▸ Problem description: For this exercise, repeat all of the material verbatim apart from its images.

▸ Record list:
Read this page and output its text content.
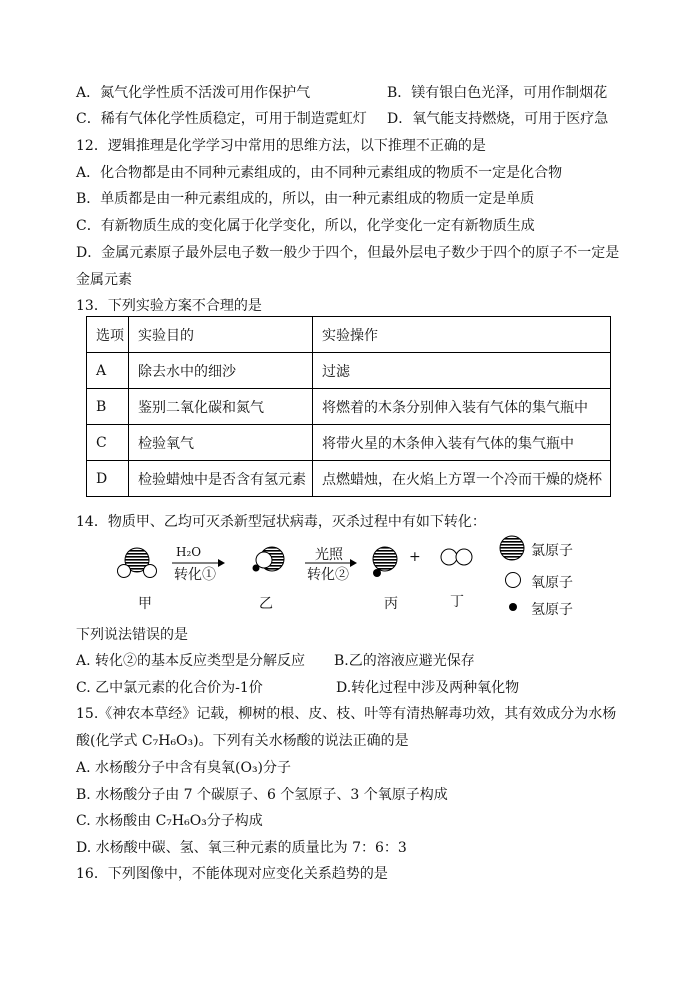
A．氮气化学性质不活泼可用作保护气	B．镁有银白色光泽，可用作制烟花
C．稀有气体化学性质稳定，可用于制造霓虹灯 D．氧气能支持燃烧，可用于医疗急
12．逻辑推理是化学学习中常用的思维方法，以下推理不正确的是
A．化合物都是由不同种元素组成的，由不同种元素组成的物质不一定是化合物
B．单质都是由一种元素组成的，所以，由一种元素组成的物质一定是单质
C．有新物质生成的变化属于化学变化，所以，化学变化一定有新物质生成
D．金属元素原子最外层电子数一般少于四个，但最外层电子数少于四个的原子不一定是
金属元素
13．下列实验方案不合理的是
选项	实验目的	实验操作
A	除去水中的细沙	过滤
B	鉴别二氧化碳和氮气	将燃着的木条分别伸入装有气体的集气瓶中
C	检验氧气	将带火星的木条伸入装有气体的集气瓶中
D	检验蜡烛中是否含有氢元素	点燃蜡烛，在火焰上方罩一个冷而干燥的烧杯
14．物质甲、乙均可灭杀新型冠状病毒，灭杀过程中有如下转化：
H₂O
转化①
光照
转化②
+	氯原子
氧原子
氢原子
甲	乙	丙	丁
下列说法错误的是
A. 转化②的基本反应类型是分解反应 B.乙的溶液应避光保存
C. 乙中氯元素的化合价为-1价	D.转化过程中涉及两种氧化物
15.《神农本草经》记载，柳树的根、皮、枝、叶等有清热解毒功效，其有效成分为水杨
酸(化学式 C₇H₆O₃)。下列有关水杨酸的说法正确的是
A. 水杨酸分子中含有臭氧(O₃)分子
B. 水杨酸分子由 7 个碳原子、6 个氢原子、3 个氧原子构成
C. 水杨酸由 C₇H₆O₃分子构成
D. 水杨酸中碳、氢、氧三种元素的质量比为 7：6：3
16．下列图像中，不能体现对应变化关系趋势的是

▸ Final answer:
Read this page and output its text content.
A．氮气化学性质不活泼可用作保护气	B．镁有银白色光泽，可用作制烟花
C．稀有气体化学性质稳定，可用于制造霓虹灯 D．氧气能支持燃烧，可用于医疗急
12．逻辑推理是化学学习中常用的思维方法，以下推理不正确的是
A．化合物都是由不同种元素组成的，由不同种元素组成的物质不一定是化合物
B．单质都是由一种元素组成的，所以，由一种元素组成的物质一定是单质
C．有新物质生成的变化属于化学变化，所以，化学变化一定有新物质生成
D．金属元素原子最外层电子数一般少于四个，但最外层电子数少于四个的原子不一定是
金属元素
13．下列实验方案不合理的是
选项	实验目的	实验操作
A	除去水中的细沙	过滤
B	鉴别二氧化碳和氮气	将燃着的木条分别伸入装有气体的集气瓶中
C	检验氧气	将带火星的木条伸入装有气体的集气瓶中
D	检验蜡烛中是否含有氢元素	点燃蜡烛，在火焰上方罩一个冷而干燥的烧杯
14．物质甲、乙均可灭杀新型冠状病毒，灭杀过程中有如下转化：
H₂O
转化①
光照
转化②
+	氯原子
氧原子
氢原子
甲	乙	丙	丁
下列说法错误的是
A. 转化②的基本反应类型是分解反应 B.乙的溶液应避光保存
C. 乙中氯元素的化合价为-1价	D.转化过程中涉及两种氧化物
15.《神农本草经》记载，柳树的根、皮、枝、叶等有清热解毒功效，其有效成分为水杨
酸(化学式 C₇H₆O₃)。下列有关水杨酸的说法正确的是
A. 水杨酸分子中含有臭氧(O₃)分子
B. 水杨酸分子由 7 个碳原子、6 个氢原子、3 个氧原子构成
C. 水杨酸由 C₇H₆O₃分子构成
D. 水杨酸中碳、氢、氧三种元素的质量比为 7：6：3
16．下列图像中，不能体现对应变化关系趋势的是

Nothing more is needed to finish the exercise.